* GIVEN REQUEST
Identify all lines in the data containing the string "sender". Copy them out.

* RECORDS SHOWN
########################################

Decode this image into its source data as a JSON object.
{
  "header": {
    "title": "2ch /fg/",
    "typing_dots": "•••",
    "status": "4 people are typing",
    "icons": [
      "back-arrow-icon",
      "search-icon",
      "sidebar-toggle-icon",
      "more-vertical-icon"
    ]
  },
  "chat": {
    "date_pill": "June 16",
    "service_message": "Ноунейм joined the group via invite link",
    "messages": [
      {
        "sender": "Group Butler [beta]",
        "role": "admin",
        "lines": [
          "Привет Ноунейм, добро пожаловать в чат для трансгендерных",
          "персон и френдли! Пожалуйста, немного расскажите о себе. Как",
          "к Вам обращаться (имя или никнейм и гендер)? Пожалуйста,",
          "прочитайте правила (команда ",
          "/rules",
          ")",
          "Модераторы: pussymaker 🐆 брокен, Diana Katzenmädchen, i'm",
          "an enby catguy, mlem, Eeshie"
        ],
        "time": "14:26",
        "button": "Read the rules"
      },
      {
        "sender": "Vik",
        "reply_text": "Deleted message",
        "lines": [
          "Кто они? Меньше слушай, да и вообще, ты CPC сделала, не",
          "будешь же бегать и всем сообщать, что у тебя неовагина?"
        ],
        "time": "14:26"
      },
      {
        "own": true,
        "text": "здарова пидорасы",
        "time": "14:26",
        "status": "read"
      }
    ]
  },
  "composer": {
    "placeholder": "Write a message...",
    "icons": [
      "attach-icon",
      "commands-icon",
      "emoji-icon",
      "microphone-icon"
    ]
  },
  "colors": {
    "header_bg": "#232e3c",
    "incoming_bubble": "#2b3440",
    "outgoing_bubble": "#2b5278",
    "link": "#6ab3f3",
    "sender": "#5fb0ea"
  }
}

########################################

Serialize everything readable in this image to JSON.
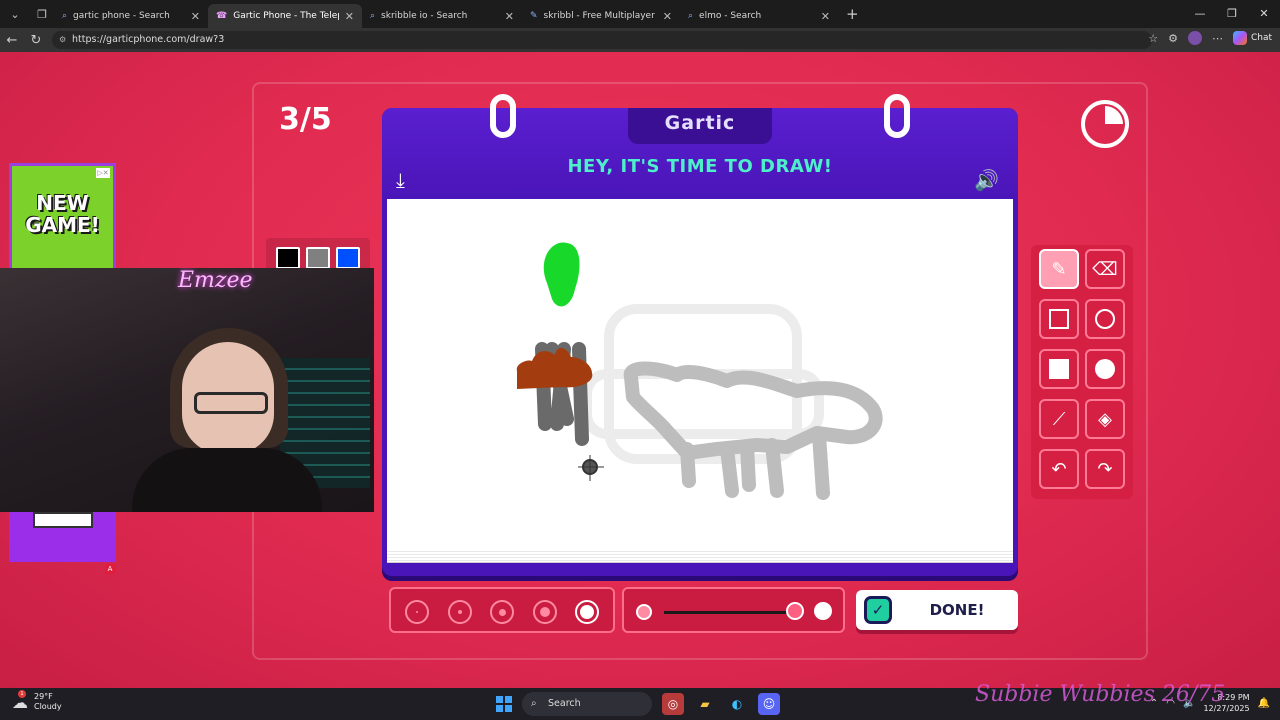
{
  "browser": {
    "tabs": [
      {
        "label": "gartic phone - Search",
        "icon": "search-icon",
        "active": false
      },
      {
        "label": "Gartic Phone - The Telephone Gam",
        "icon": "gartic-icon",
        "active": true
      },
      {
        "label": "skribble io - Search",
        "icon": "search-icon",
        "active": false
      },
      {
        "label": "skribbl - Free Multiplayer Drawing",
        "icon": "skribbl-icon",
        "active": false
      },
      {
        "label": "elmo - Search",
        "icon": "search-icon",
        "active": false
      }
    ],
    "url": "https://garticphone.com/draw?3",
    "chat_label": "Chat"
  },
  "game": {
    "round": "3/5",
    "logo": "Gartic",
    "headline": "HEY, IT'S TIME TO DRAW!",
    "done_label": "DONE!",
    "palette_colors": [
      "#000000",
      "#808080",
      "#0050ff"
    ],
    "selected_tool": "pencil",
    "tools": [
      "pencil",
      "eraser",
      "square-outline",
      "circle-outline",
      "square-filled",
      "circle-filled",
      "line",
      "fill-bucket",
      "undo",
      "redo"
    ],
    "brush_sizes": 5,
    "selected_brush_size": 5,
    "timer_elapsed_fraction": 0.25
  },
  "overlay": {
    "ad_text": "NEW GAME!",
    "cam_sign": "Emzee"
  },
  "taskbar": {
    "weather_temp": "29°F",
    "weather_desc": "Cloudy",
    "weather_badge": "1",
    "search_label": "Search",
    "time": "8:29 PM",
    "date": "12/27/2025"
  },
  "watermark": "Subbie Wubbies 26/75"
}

########################################

* COMPLETED TASK
        "sender": "Group Butler [beta]",
        "sender": "Vik",
    "sender": "#5fb0ea"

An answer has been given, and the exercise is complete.